What to work on: In the lines below, find how many contain the word "判断对错" and report that figure alone.

** start of Task material **

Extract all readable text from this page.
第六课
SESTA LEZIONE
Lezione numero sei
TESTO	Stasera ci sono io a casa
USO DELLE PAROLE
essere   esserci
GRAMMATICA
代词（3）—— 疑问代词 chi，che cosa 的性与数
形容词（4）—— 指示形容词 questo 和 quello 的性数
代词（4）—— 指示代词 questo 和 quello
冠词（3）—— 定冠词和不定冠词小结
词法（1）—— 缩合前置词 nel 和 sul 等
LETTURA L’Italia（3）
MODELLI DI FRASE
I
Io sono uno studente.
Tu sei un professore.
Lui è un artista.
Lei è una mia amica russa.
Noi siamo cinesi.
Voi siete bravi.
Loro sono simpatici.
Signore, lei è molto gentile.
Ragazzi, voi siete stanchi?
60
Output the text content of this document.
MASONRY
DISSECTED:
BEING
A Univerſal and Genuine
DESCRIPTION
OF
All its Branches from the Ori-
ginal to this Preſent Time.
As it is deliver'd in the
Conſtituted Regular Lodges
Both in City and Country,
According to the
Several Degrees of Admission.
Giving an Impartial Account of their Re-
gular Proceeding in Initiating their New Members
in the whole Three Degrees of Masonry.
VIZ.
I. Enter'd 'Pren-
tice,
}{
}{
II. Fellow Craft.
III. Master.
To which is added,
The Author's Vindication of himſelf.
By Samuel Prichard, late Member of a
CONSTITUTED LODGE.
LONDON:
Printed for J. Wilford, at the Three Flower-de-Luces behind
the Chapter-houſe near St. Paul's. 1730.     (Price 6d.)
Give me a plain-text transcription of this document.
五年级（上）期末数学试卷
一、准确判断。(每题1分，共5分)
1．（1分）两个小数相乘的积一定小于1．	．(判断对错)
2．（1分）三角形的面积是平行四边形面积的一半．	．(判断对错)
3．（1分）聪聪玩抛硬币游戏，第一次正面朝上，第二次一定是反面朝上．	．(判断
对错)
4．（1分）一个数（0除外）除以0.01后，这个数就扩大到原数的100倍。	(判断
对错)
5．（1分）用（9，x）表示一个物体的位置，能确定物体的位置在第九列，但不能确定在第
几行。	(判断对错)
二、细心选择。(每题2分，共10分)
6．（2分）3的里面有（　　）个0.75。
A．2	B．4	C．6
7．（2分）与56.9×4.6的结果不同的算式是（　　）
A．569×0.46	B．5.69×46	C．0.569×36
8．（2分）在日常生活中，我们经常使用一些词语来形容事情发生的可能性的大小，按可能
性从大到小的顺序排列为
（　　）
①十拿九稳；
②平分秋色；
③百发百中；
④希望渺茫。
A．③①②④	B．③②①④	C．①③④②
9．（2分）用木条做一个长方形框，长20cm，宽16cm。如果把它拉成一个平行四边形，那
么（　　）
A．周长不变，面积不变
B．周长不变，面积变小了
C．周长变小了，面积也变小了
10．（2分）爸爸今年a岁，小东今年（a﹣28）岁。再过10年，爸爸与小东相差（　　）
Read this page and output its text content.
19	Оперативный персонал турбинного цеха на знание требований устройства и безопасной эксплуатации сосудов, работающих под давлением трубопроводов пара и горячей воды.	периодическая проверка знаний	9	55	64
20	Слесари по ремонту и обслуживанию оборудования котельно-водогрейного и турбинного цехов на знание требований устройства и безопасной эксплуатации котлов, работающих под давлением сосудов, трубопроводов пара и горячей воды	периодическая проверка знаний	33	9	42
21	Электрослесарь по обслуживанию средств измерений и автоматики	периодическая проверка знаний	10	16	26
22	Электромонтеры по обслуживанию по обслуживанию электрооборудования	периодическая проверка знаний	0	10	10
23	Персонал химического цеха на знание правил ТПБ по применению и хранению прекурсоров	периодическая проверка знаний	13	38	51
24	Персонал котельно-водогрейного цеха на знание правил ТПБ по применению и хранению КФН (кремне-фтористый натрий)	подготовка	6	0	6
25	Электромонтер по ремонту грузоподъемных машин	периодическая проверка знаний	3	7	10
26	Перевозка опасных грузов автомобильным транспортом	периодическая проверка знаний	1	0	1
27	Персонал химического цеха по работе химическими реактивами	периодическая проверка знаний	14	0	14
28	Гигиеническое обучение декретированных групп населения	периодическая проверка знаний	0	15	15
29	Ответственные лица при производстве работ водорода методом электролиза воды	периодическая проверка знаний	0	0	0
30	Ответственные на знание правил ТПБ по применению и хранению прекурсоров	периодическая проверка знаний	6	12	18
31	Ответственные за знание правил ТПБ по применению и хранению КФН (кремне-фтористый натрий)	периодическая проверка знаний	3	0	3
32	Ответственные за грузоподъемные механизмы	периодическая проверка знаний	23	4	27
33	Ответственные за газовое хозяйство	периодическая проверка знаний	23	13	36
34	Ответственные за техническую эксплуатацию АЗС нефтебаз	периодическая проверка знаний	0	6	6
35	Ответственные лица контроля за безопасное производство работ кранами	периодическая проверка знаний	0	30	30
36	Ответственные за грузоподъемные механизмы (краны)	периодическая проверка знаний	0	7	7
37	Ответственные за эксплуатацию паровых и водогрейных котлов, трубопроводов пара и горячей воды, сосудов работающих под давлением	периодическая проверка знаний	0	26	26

** end of Task material **

Response to this exercise: 3